Task goal »
Go through the entries below and collect each line with the string "location" in it.

-- Begin --

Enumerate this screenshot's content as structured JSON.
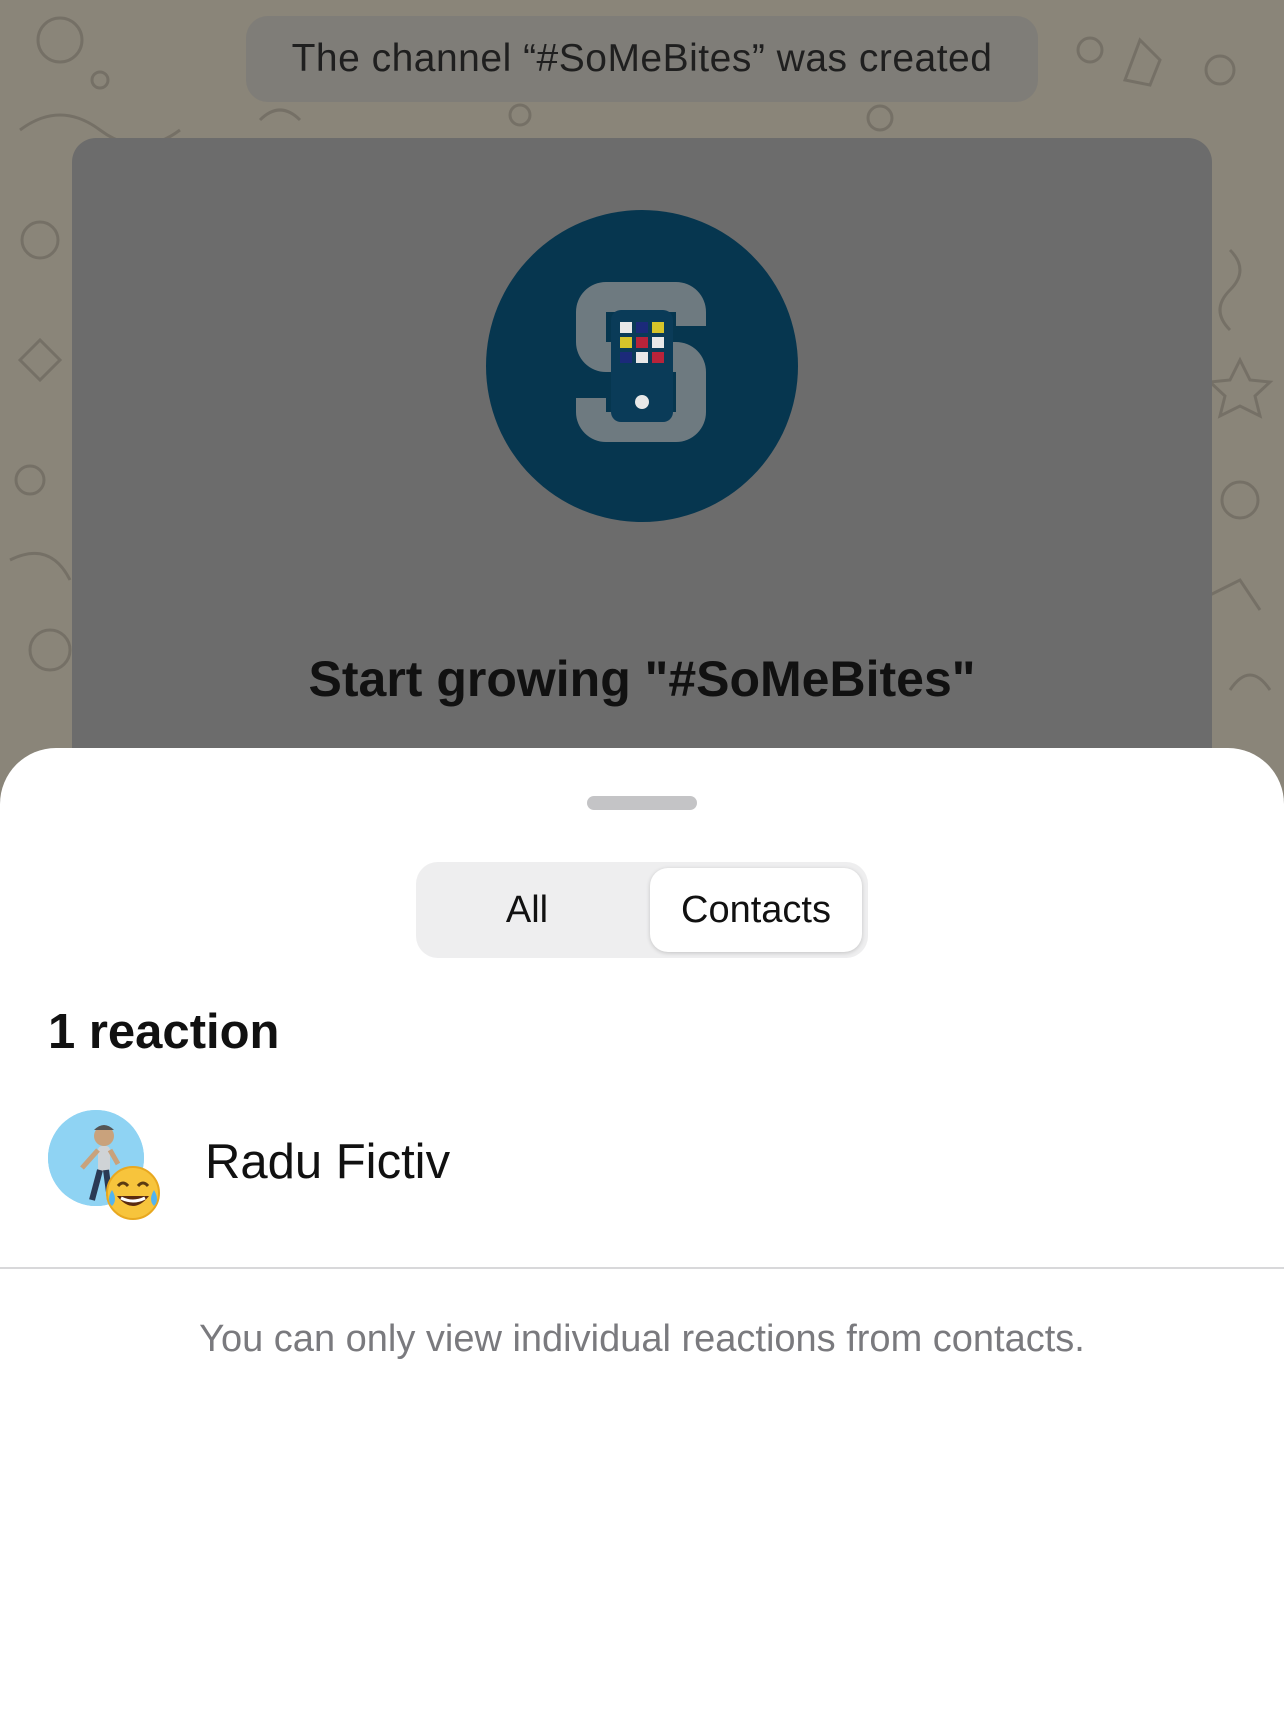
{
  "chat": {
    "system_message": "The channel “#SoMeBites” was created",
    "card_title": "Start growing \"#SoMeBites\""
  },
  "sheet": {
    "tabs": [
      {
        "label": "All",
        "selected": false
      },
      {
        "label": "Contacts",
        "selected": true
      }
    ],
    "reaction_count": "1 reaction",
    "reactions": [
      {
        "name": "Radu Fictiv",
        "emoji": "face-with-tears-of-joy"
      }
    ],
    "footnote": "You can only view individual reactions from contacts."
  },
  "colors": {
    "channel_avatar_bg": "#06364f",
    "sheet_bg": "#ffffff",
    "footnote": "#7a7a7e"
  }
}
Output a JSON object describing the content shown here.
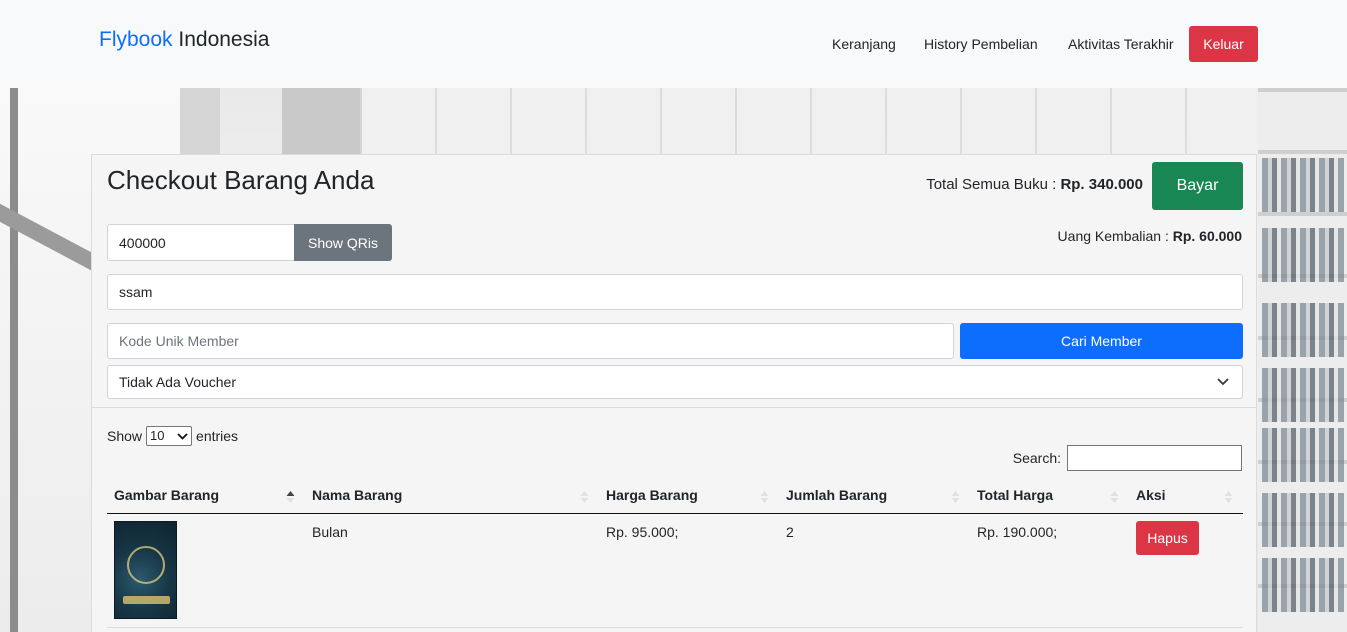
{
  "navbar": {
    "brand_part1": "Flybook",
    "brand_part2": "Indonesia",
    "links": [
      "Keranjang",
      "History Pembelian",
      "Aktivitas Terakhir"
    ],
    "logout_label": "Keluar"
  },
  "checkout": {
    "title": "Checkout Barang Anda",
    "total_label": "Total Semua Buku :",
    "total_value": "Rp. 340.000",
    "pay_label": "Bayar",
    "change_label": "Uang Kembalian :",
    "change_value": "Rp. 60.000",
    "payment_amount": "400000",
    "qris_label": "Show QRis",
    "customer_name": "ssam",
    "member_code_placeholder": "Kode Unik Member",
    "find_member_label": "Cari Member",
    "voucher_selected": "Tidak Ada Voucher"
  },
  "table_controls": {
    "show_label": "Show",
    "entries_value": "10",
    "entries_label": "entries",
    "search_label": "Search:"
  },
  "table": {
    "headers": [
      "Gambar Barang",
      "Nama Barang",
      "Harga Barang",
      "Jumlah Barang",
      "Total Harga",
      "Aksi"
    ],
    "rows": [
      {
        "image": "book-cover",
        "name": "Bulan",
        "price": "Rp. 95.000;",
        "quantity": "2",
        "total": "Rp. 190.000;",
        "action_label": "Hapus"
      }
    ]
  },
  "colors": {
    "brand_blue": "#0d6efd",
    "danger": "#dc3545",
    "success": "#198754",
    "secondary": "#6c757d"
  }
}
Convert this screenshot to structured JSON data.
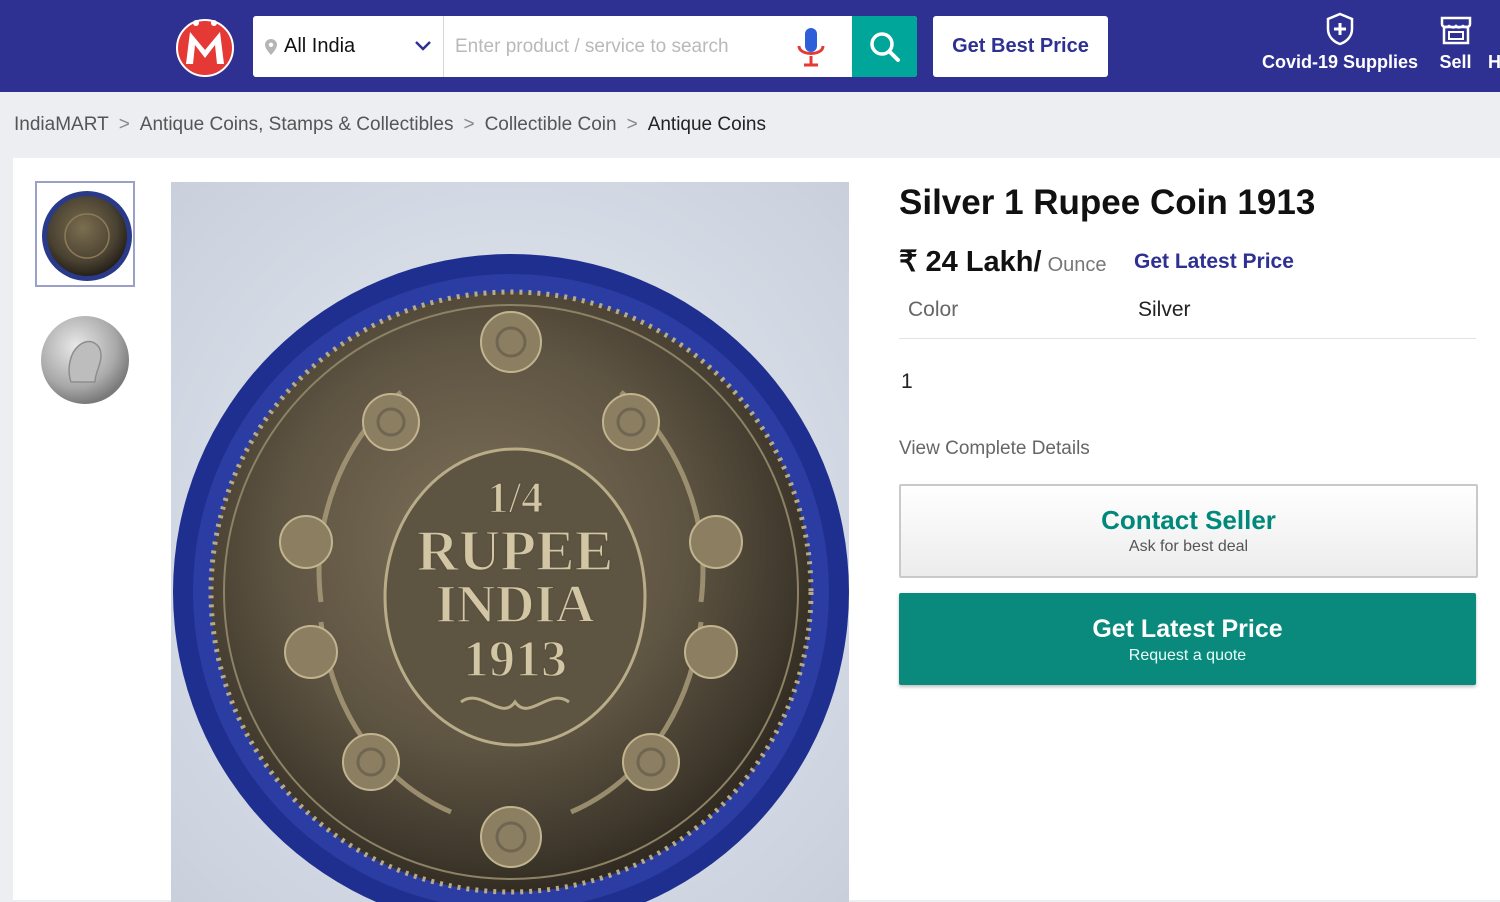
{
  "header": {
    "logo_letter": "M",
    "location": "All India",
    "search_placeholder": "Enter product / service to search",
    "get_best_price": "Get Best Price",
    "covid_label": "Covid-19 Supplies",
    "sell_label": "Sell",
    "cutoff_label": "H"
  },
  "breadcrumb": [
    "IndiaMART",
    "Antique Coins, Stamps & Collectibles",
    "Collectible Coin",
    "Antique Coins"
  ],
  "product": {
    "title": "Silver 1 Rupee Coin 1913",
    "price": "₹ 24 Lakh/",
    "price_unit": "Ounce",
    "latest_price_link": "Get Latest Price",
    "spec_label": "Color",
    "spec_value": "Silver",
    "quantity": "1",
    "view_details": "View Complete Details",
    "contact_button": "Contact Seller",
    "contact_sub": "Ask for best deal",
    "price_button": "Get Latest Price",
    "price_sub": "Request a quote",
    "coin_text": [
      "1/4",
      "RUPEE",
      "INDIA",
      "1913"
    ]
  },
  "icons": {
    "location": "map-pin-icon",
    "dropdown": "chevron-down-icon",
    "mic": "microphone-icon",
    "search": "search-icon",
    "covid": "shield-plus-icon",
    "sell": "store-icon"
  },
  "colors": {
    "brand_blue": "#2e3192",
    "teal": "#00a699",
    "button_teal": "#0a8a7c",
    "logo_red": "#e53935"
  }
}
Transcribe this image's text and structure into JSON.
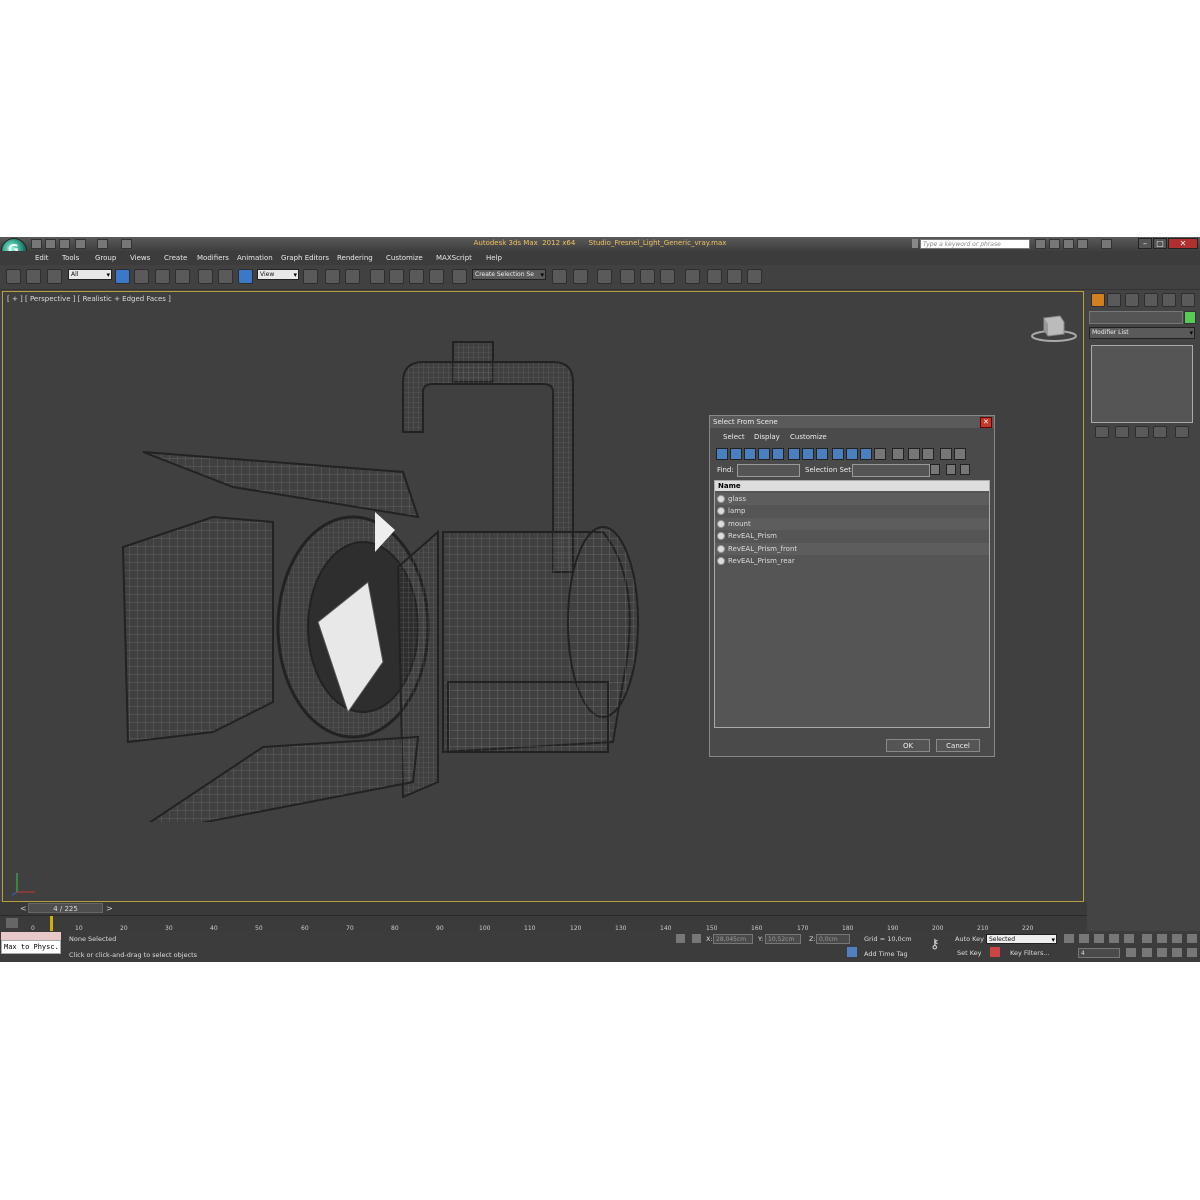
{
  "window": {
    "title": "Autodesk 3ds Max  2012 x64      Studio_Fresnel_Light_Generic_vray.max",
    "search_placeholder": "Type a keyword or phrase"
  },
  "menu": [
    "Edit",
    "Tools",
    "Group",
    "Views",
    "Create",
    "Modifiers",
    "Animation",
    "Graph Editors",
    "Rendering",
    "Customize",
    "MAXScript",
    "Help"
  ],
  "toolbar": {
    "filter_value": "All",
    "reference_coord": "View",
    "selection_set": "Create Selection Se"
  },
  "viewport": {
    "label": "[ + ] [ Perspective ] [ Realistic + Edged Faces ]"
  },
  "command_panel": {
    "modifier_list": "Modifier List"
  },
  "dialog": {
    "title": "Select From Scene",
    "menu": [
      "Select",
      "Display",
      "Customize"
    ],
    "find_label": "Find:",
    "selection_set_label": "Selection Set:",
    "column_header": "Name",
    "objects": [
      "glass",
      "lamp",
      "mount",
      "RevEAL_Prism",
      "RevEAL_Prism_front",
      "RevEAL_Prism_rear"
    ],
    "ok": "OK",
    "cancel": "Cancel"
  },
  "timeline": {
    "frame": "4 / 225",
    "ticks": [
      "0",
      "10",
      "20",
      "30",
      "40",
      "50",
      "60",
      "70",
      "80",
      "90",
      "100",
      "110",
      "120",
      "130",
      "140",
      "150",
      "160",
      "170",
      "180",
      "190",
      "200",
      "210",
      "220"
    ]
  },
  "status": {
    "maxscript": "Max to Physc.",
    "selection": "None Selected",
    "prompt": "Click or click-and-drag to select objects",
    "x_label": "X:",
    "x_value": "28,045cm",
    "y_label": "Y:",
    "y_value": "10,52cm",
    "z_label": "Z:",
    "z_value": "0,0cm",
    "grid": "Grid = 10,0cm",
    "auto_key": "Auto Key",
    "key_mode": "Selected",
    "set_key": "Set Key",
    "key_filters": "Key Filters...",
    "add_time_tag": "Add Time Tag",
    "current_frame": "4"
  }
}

-- End --

Correct result »
    "location": "All India",
    "location": "map-pin-icon",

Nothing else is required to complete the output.